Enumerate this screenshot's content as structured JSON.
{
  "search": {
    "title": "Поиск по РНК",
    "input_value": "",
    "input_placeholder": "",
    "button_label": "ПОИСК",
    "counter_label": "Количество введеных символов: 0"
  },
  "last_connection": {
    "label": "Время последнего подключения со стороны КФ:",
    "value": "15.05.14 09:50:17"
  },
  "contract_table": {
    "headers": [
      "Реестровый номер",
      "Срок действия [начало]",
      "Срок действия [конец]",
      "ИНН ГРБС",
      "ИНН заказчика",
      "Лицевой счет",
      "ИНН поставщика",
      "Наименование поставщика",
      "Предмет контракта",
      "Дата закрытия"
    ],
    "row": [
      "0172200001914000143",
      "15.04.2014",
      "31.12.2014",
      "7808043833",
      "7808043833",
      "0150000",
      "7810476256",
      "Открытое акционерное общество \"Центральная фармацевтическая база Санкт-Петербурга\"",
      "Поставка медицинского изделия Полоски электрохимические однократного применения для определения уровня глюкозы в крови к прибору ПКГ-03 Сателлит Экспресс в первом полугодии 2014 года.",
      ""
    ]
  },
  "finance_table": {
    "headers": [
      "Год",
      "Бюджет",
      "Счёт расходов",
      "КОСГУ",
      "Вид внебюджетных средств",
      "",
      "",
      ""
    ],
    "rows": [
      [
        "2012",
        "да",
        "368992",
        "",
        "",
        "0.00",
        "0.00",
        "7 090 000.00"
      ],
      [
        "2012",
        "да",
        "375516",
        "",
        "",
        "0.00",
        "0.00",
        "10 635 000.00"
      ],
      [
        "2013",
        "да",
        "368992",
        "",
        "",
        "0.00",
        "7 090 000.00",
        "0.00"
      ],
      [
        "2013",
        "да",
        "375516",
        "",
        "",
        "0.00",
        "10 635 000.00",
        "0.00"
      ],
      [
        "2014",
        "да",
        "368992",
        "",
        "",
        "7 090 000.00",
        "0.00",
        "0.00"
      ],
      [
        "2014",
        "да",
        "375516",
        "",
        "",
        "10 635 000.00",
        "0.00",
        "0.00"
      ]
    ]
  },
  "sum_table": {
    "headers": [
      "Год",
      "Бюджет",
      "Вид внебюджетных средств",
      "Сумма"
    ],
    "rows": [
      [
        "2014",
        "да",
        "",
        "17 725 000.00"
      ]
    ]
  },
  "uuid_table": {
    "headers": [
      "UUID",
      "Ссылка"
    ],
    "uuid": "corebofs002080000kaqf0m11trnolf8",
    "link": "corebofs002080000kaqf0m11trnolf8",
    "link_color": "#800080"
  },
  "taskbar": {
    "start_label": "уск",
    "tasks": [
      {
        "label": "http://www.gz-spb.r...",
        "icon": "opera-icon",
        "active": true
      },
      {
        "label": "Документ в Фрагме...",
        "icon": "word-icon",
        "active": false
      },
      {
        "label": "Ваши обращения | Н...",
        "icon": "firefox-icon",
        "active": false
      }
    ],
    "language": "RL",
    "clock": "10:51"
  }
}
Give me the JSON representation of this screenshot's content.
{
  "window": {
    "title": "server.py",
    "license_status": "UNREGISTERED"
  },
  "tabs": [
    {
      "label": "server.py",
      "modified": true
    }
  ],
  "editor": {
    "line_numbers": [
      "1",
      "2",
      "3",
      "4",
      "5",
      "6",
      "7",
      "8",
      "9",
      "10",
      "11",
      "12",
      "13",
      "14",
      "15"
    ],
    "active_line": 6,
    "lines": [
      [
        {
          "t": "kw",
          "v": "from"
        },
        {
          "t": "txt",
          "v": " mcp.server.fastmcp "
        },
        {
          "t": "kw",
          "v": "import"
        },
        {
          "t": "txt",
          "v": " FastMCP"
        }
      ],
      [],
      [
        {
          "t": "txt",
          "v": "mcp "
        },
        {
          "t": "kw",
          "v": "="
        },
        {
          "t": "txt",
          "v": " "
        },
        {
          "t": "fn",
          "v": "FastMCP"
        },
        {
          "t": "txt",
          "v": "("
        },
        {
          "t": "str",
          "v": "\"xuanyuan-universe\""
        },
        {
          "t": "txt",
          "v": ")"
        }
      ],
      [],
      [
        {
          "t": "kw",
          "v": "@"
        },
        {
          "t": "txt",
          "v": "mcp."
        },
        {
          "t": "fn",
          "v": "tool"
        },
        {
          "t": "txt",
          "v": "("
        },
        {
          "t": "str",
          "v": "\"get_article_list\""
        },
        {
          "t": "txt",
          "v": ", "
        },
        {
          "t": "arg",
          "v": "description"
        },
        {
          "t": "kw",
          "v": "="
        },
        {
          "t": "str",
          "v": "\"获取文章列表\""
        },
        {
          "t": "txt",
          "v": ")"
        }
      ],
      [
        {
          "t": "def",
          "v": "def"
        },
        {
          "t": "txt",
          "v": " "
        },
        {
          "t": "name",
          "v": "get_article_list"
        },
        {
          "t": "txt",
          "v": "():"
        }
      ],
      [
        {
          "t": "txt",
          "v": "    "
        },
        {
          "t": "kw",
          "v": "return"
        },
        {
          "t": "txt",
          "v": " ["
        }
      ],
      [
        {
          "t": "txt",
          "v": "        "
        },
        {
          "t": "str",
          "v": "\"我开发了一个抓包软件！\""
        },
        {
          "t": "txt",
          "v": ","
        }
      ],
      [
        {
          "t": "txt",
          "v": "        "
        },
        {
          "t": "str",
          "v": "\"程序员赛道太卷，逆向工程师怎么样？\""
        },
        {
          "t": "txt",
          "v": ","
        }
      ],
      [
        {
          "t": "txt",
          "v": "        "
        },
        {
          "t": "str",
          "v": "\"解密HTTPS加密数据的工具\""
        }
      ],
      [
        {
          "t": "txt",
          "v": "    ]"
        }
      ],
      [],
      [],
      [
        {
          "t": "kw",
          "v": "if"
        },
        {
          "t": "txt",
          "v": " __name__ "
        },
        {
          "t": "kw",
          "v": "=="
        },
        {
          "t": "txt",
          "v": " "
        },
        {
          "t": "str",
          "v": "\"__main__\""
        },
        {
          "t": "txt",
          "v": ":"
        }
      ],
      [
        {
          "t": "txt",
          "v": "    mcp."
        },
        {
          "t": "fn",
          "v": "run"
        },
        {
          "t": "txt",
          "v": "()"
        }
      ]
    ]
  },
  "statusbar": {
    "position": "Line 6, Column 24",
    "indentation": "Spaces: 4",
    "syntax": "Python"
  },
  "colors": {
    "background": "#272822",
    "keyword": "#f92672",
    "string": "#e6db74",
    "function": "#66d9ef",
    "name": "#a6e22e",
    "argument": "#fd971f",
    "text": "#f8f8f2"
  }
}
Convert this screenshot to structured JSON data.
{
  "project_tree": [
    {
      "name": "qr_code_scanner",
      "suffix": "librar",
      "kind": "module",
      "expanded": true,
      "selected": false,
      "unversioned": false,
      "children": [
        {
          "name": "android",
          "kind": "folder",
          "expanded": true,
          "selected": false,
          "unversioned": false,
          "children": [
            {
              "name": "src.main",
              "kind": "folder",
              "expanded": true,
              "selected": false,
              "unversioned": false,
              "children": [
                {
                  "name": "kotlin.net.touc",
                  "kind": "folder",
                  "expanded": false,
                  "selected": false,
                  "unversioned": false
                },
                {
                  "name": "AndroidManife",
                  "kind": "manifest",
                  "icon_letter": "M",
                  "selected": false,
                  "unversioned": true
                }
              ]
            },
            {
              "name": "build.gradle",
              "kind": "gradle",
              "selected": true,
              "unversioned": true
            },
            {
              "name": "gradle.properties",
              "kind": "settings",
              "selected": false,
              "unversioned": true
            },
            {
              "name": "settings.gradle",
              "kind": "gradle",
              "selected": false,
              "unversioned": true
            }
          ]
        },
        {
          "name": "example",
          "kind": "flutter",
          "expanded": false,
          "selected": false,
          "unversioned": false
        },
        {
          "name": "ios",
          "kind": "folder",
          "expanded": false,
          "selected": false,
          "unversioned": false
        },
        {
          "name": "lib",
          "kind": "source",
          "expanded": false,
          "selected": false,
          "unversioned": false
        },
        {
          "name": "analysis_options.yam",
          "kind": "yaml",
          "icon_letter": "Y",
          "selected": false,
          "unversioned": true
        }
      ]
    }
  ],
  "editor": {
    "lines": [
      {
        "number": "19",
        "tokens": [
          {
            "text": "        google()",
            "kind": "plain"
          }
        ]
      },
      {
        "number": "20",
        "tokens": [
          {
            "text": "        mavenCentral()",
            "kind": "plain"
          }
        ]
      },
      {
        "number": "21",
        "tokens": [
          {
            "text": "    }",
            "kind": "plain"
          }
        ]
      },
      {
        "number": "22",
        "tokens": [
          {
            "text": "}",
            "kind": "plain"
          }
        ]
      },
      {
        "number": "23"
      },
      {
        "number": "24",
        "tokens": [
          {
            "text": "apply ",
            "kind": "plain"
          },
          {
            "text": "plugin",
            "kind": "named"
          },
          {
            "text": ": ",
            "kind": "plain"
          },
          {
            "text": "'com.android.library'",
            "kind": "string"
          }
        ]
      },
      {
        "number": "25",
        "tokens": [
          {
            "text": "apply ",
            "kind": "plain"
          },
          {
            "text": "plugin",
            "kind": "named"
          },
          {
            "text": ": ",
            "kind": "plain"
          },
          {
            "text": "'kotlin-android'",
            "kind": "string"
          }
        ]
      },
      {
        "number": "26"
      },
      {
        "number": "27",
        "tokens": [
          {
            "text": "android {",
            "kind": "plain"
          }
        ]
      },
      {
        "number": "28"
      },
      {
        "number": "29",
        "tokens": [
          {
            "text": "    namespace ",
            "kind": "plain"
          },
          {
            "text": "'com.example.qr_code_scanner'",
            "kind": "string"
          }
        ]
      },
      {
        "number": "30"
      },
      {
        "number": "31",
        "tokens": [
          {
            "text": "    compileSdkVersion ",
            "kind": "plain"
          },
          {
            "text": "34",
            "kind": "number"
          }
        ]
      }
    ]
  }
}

» **WRITTEN REQUEST**: Figure out how many lines above include the string "gradle", then report that number and nothing else.

» **TASK SOLUTION**: 5